Copy each line that has the string "vivente" somewhere in it.

--------------------------------

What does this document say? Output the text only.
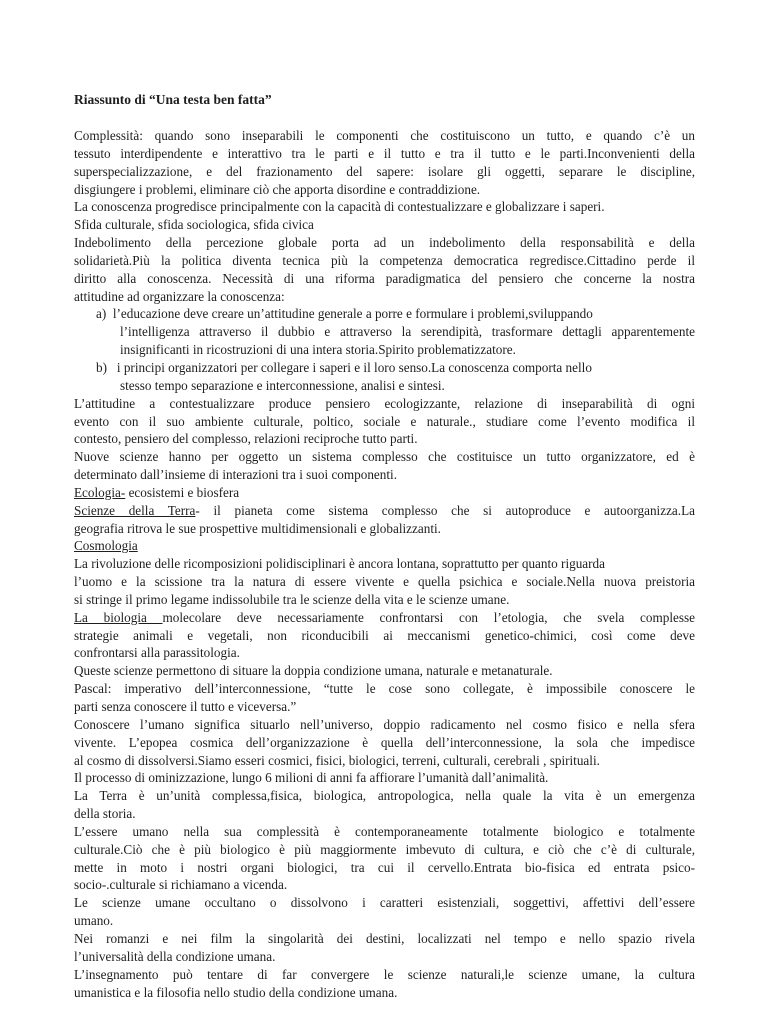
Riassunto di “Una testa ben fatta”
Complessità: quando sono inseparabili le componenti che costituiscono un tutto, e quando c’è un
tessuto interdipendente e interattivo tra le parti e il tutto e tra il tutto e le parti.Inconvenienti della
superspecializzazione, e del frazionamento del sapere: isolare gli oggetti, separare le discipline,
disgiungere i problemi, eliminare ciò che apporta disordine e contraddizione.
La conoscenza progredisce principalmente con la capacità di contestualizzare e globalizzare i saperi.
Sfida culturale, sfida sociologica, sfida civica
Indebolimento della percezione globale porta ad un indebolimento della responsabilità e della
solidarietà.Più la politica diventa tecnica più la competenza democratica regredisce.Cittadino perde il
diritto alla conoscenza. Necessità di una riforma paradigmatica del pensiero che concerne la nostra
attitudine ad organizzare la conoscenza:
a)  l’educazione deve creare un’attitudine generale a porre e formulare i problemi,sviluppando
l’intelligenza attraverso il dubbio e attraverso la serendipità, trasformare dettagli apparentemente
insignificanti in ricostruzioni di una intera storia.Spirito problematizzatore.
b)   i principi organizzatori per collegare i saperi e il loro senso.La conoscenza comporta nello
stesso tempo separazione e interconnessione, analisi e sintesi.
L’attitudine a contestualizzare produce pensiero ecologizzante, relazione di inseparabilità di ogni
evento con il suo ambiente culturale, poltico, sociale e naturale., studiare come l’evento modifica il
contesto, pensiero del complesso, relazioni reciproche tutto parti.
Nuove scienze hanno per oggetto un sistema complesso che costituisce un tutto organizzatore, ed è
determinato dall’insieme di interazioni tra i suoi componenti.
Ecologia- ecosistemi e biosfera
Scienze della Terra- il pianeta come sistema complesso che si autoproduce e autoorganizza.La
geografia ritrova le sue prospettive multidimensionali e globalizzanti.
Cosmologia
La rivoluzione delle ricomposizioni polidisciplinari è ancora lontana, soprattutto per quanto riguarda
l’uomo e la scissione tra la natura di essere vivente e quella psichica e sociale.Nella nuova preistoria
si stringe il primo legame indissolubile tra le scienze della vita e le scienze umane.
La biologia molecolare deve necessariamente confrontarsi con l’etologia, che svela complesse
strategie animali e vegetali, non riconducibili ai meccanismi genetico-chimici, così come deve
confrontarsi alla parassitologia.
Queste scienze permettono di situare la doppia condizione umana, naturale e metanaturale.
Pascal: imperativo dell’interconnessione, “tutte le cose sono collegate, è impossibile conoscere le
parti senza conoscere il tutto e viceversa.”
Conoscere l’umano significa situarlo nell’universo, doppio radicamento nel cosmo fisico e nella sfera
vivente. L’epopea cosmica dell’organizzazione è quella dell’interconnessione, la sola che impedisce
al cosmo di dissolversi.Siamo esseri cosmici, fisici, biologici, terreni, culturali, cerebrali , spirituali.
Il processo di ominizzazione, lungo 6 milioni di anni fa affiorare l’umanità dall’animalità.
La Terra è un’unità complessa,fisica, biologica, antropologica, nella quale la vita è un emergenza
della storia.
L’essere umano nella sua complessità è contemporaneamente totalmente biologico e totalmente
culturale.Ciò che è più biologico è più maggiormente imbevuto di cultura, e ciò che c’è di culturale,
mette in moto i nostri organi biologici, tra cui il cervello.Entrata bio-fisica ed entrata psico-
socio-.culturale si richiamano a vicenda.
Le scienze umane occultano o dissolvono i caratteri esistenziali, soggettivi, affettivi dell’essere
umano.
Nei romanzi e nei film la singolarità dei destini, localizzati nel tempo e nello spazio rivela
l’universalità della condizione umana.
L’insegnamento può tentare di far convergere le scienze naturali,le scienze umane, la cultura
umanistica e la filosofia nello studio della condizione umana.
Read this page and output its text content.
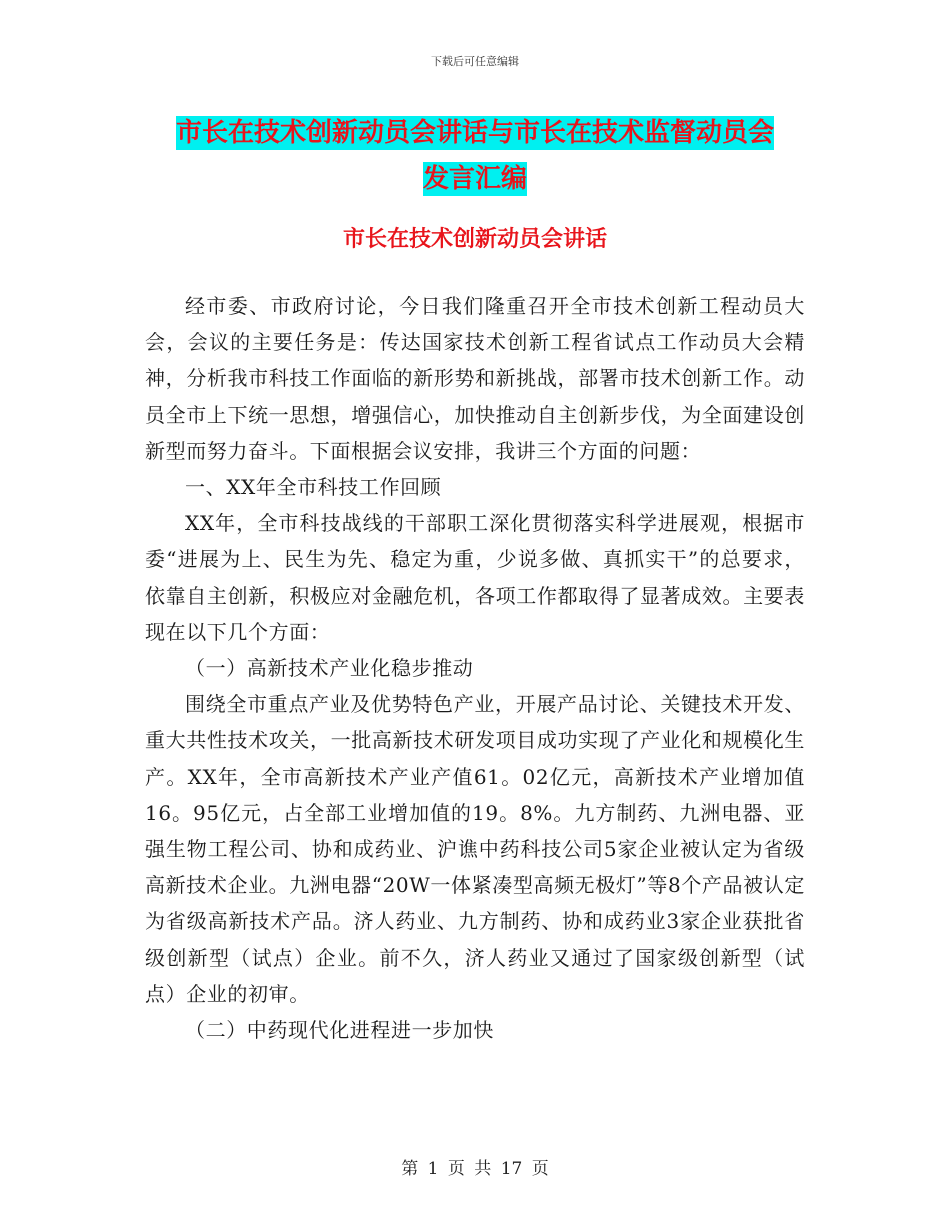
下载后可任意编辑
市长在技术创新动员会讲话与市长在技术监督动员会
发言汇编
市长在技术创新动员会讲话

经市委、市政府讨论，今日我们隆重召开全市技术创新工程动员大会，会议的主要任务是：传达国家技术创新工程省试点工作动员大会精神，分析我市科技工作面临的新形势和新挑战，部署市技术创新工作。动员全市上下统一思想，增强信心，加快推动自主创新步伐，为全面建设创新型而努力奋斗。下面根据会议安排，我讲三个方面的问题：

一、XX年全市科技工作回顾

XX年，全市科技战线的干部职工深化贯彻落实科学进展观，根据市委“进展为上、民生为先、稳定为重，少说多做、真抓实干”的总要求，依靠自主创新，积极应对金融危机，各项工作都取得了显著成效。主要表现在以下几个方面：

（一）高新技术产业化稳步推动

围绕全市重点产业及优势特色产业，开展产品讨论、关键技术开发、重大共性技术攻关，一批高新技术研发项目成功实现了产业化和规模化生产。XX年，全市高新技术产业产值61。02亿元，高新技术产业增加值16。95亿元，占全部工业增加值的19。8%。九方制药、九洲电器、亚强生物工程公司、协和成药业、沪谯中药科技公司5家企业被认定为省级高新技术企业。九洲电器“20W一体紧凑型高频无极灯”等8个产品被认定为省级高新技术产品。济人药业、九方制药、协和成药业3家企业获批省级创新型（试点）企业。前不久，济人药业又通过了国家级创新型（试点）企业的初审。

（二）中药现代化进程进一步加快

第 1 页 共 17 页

--------------------------------

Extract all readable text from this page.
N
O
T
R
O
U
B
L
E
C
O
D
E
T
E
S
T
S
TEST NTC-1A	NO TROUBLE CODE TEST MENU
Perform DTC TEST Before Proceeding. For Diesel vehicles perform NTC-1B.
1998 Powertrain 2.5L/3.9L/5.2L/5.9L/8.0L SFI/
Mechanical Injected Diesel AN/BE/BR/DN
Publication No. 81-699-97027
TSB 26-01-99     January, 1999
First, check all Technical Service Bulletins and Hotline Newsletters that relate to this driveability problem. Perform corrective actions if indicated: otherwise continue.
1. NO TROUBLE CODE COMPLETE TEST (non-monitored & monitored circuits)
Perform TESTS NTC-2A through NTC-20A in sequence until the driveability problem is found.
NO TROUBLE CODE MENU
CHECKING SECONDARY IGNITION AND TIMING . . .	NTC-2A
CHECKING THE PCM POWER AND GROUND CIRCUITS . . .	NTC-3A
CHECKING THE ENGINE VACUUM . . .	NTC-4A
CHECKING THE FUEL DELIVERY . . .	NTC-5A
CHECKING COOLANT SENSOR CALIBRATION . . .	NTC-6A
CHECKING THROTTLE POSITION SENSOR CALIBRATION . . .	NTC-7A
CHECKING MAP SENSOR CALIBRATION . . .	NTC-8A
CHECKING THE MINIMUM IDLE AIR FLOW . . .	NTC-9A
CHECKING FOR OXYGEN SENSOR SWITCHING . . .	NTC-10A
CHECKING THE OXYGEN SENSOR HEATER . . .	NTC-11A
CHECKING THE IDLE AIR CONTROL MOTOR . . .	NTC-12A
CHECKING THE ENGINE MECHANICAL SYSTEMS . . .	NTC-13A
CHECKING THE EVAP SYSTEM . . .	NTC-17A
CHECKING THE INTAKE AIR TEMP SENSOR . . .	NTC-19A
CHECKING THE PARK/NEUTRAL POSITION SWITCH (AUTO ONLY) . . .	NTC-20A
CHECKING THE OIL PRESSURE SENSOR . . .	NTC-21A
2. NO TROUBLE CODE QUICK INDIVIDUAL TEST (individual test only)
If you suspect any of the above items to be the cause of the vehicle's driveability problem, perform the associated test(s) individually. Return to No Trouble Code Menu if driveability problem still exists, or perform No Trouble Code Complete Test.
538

--------------------------------

> [SOLVED EXERCISE]
l’uomo e la scissione tra la natura di essere vivente e quella psichica e sociale.Nella nuova preistoria
vivente. L’epopea cosmica dell’organizzazione è quella dell’interconnessione, la sola che impedisce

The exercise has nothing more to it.